→ **What is being asked**: Transcribe the records below exactly as they appear.

→ **Data shown**:
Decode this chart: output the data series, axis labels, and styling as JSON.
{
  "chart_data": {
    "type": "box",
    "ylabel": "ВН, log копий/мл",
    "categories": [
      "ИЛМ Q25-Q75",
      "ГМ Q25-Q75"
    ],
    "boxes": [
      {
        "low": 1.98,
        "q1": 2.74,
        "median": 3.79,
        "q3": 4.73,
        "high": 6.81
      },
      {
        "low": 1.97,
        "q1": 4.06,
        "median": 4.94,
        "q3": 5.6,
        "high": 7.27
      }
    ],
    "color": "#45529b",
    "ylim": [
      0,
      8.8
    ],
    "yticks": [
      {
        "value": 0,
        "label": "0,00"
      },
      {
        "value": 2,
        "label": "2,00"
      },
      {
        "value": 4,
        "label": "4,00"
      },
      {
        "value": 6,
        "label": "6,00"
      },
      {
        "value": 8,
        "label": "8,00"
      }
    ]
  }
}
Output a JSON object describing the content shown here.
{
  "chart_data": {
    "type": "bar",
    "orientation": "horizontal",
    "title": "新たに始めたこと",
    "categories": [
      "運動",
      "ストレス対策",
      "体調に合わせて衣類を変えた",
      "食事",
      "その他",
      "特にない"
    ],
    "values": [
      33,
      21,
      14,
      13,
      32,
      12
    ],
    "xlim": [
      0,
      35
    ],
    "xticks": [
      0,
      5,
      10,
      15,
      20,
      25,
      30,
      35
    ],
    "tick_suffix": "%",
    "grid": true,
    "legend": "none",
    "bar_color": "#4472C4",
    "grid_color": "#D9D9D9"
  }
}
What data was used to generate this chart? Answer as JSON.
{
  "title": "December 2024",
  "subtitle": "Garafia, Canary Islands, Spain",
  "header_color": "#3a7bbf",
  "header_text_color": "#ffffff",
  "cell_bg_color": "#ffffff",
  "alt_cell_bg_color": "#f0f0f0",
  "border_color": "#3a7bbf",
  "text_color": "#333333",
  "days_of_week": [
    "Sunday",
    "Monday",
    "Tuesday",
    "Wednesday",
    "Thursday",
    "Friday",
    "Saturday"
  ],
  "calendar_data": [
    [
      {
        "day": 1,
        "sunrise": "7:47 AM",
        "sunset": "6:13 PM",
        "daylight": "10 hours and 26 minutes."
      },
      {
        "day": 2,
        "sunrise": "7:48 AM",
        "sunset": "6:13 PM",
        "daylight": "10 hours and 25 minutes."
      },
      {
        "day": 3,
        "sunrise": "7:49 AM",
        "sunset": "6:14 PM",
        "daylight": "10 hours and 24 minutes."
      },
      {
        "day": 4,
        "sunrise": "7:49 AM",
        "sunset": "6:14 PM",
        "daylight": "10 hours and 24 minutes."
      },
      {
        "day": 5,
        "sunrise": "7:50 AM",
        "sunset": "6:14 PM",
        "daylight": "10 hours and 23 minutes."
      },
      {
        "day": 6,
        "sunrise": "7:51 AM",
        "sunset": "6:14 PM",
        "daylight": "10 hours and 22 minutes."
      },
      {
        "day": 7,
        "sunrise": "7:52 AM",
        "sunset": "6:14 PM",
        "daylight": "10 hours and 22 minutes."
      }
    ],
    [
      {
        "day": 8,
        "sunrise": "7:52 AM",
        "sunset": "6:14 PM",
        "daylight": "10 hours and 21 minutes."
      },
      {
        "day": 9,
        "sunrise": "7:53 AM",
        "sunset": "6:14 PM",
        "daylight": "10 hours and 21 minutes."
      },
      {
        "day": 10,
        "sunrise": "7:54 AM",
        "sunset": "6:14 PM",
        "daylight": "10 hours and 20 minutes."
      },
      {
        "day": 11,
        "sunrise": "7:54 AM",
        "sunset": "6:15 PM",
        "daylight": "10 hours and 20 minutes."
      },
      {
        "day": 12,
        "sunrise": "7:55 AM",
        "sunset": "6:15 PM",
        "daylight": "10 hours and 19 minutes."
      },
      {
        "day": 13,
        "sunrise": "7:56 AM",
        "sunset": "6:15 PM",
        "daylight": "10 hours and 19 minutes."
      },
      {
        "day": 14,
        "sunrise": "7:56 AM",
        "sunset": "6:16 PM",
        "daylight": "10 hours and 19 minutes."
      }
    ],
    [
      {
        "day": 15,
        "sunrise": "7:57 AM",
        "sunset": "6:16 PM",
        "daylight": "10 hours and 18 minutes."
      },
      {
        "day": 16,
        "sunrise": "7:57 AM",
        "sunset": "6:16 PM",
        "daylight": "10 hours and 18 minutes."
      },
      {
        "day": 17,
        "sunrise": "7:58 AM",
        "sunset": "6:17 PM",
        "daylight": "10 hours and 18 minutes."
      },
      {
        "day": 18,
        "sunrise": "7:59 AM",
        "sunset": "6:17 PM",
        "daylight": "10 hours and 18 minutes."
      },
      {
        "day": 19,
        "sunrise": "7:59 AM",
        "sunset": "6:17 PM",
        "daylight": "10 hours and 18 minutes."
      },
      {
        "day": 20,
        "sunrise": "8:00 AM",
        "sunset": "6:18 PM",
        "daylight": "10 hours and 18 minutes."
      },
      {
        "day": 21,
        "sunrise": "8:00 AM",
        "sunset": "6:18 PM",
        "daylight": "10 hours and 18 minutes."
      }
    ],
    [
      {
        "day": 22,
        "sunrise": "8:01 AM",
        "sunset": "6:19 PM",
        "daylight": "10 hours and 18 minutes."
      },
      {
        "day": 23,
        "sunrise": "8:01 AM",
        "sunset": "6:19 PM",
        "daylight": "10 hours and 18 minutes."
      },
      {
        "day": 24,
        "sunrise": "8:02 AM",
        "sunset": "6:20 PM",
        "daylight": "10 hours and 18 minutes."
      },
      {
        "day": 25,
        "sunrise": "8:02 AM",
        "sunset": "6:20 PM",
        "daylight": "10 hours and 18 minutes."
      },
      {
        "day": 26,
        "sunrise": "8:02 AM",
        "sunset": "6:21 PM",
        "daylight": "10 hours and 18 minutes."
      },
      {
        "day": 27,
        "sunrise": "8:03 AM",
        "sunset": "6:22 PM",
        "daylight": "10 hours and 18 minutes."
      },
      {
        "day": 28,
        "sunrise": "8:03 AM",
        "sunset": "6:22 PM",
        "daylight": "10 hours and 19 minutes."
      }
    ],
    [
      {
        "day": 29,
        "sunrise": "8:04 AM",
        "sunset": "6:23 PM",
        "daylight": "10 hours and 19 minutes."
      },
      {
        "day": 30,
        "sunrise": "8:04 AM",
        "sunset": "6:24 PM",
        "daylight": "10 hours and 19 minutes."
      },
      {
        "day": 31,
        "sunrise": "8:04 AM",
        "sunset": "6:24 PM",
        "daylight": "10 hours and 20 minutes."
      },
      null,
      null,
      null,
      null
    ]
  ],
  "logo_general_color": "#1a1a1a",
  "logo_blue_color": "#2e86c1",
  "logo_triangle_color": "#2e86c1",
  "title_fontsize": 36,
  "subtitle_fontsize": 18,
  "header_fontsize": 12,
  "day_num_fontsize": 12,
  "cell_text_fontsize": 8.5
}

→ **Full output**:
Decode this chart: output the data series, axis labels, and styling as JSON.
{
  "chart_data": {
    "type": "box",
    "ylabel": "ВН, log копий/мл",
    "categories": [
      "ИЛМ Q25-Q75",
      "ГМ Q25-Q75"
    ],
    "boxes": [
      {
        "low": 1.98,
        "q1": 2.74,
        "median": 3.79,
        "q3": 4.73,
        "high": 6.81
      },
      {
        "low": 1.97,
        "q1": 4.06,
        "median": 4.94,
        "q3": 5.6,
        "high": 7.27
      }
    ],
    "color": "#45529b",
    "ylim": [
      0,
      8.8
    ],
    "yticks": [
      {
        "value": 0,
        "label": "0,00"
      },
      {
        "value": 2,
        "label": "2,00"
      },
      {
        "value": 4,
        "label": "4,00"
      },
      {
        "value": 6,
        "label": "6,00"
      },
      {
        "value": 8,
        "label": "8,00"
      }
    ]
  }
}
Output a JSON object describing the content shown here.
{
  "chart_data": {
    "type": "bar",
    "orientation": "horizontal",
    "title": "新たに始めたこと",
    "categories": [
      "運動",
      "ストレス対策",
      "体調に合わせて衣類を変えた",
      "食事",
      "その他",
      "特にない"
    ],
    "values": [
      33,
      21,
      14,
      13,
      32,
      12
    ],
    "xlim": [
      0,
      35
    ],
    "xticks": [
      0,
      5,
      10,
      15,
      20,
      25,
      30,
      35
    ],
    "tick_suffix": "%",
    "grid": true,
    "legend": "none",
    "bar_color": "#4472C4",
    "grid_color": "#D9D9D9"
  }
}
What data was used to generate this chart? Answer as JSON.
{
  "title": "December 2024",
  "subtitle": "Garafia, Canary Islands, Spain",
  "header_color": "#3a7bbf",
  "header_text_color": "#ffffff",
  "cell_bg_color": "#ffffff",
  "alt_cell_bg_color": "#f0f0f0",
  "border_color": "#3a7bbf",
  "text_color": "#333333",
  "days_of_week": [
    "Sunday",
    "Monday",
    "Tuesday",
    "Wednesday",
    "Thursday",
    "Friday",
    "Saturday"
  ],
  "calendar_data": [
    [
      {
        "day": 1,
        "sunrise": "7:47 AM",
        "sunset": "6:13 PM",
        "daylight": "10 hours and 26 minutes."
      },
      {
        "day": 2,
        "sunrise": "7:48 AM",
        "sunset": "6:13 PM",
        "daylight": "10 hours and 25 minutes."
      },
      {
        "day": 3,
        "sunrise": "7:49 AM",
        "sunset": "6:14 PM",
        "daylight": "10 hours and 24 minutes."
      },
      {
        "day": 4,
        "sunrise": "7:49 AM",
        "sunset": "6:14 PM",
        "daylight": "10 hours and 24 minutes."
      },
      {
        "day": 5,
        "sunrise": "7:50 AM",
        "sunset": "6:14 PM",
        "daylight": "10 hours and 23 minutes."
      },
      {
        "day": 6,
        "sunrise": "7:51 AM",
        "sunset": "6:14 PM",
        "daylight": "10 hours and 22 minutes."
      },
      {
        "day": 7,
        "sunrise": "7:52 AM",
        "sunset": "6:14 PM",
        "daylight": "10 hours and 22 minutes."
      }
    ],
    [
      {
        "day": 8,
        "sunrise": "7:52 AM",
        "sunset": "6:14 PM",
        "daylight": "10 hours and 21 minutes."
      },
      {
        "day": 9,
        "sunrise": "7:53 AM",
        "sunset": "6:14 PM",
        "daylight": "10 hours and 21 minutes."
      },
      {
        "day": 10,
        "sunrise": "7:54 AM",
        "sunset": "6:14 PM",
        "daylight": "10 hours and 20 minutes."
      },
      {
        "day": 11,
        "sunrise": "7:54 AM",
        "sunset": "6:15 PM",
        "daylight": "10 hours and 20 minutes."
      },
      {
        "day": 12,
        "sunrise": "7:55 AM",
        "sunset": "6:15 PM",
        "daylight": "10 hours and 19 minutes."
      },
      {
        "day": 13,
        "sunrise": "7:56 AM",
        "sunset": "6:15 PM",
        "daylight": "10 hours and 19 minutes."
      },
      {
        "day": 14,
        "sunrise": "7:56 AM",
        "sunset": "6:16 PM",
        "daylight": "10 hours and 19 minutes."
      }
    ],
    [
      {
        "day": 15,
        "sunrise": "7:57 AM",
        "sunset": "6:16 PM",
        "daylight": "10 hours and 18 minutes."
      },
      {
        "day": 16,
        "sunrise": "7:57 AM",
        "sunset": "6:16 PM",
        "daylight": "10 hours and 18 minutes."
      },
      {
        "day": 17,
        "sunrise": "7:58 AM",
        "sunset": "6:17 PM",
        "daylight": "10 hours and 18 minutes."
      },
      {
        "day": 18,
        "sunrise": "7:59 AM",
        "sunset": "6:17 PM",
        "daylight": "10 hours and 18 minutes."
      },
      {
        "day": 19,
        "sunrise": "7:59 AM",
        "sunset": "6:17 PM",
        "daylight": "10 hours and 18 minutes."
      },
      {
        "day": 20,
        "sunrise": "8:00 AM",
        "sunset": "6:18 PM",
        "daylight": "10 hours and 18 minutes."
      },
      {
        "day": 21,
        "sunrise": "8:00 AM",
        "sunset": "6:18 PM",
        "daylight": "10 hours and 18 minutes."
      }
    ],
    [
      {
        "day": 22,
        "sunrise": "8:01 AM",
        "sunset": "6:19 PM",
        "daylight": "10 hours and 18 minutes."
      },
      {
        "day": 23,
        "sunrise": "8:01 AM",
        "sunset": "6:19 PM",
        "daylight": "10 hours and 18 minutes."
      },
      {
        "day": 24,
        "sunrise": "8:02 AM",
        "sunset": "6:20 PM",
        "daylight": "10 hours and 18 minutes."
      },
      {
        "day": 25,
        "sunrise": "8:02 AM",
        "sunset": "6:20 PM",
        "daylight": "10 hours and 18 minutes."
      },
      {
        "day": 26,
        "sunrise": "8:02 AM",
        "sunset": "6:21 PM",
        "daylight": "10 hours and 18 minutes."
      },
      {
        "day": 27,
        "sunrise": "8:03 AM",
        "sunset": "6:22 PM",
        "daylight": "10 hours and 18 minutes."
      },
      {
        "day": 28,
        "sunrise": "8:03 AM",
        "sunset": "6:22 PM",
        "daylight": "10 hours and 19 minutes."
      }
    ],
    [
      {
        "day": 29,
        "sunrise": "8:04 AM",
        "sunset": "6:23 PM",
        "daylight": "10 hours and 19 minutes."
      },
      {
        "day": 30,
        "sunrise": "8:04 AM",
        "sunset": "6:24 PM",
        "daylight": "10 hours and 19 minutes."
      },
      {
        "day": 31,
        "sunrise": "8:04 AM",
        "sunset": "6:24 PM",
        "daylight": "10 hours and 20 minutes."
      },
      null,
      null,
      null,
      null
    ]
  ],
  "logo_general_color": "#1a1a1a",
  "logo_blue_color": "#2e86c1",
  "logo_triangle_color": "#2e86c1",
  "title_fontsize": 36,
  "subtitle_fontsize": 18,
  "header_fontsize": 12,
  "day_num_fontsize": 12,
  "cell_text_fontsize": 8.5
}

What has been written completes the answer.